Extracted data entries
— Begin —

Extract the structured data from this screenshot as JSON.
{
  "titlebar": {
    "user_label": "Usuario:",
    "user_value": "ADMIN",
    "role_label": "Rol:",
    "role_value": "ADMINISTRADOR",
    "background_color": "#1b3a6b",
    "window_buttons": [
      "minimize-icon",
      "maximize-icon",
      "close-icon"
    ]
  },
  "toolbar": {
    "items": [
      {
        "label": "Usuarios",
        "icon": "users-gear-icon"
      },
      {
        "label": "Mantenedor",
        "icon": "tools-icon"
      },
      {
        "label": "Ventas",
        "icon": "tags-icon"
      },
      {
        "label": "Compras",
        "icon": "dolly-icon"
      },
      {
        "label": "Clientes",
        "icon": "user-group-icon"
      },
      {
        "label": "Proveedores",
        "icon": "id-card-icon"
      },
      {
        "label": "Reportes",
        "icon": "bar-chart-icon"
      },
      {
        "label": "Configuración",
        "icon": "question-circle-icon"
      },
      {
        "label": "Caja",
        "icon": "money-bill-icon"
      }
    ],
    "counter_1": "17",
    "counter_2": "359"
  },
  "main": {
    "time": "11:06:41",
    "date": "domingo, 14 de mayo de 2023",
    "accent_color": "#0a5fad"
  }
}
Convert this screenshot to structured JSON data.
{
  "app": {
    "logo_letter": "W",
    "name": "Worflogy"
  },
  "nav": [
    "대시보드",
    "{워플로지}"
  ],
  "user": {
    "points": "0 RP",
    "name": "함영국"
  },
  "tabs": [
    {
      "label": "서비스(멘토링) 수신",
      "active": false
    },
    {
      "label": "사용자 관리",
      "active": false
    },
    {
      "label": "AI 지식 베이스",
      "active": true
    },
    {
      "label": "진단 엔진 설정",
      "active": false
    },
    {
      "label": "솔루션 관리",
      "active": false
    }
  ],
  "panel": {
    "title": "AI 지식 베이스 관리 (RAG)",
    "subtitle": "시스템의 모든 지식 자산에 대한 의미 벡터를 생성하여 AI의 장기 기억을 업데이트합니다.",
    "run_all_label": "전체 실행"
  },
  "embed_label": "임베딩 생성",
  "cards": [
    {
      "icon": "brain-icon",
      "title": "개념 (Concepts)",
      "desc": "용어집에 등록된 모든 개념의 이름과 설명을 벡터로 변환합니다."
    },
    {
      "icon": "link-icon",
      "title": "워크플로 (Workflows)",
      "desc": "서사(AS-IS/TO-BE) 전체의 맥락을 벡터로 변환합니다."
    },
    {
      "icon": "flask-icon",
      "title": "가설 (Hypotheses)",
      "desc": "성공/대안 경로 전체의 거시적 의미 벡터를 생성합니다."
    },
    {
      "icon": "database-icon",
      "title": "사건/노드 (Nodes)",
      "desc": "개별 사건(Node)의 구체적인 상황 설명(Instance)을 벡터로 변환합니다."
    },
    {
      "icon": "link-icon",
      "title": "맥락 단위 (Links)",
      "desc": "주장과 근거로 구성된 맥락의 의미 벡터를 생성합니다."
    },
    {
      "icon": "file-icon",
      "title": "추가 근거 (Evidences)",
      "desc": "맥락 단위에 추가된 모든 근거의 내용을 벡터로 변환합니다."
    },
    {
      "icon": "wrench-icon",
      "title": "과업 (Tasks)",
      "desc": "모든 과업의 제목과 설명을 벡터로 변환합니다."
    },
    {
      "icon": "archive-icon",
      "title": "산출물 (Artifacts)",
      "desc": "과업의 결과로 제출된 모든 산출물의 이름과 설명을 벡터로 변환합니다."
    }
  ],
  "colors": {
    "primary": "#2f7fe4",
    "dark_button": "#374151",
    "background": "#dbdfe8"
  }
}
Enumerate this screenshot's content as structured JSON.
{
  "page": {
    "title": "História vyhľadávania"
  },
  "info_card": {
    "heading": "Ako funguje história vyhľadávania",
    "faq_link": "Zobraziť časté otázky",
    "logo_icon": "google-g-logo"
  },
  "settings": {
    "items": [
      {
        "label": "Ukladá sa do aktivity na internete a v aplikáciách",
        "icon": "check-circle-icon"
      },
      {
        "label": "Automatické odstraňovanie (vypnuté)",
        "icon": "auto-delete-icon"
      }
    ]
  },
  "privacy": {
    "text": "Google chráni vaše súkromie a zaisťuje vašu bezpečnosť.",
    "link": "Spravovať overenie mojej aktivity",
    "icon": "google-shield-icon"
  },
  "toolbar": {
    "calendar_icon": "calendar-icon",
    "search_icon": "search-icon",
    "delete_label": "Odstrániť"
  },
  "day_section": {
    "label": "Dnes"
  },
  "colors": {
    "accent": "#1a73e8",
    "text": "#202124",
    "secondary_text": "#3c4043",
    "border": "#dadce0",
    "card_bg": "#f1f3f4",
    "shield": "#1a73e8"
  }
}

— End —

▸ **STATED GOAL**
Set out every line from the material that contains the string "circle".

▸ **ANSWER IN FULL**
        "icon": "question-circle-icon"
        "icon": "check-circle-icon"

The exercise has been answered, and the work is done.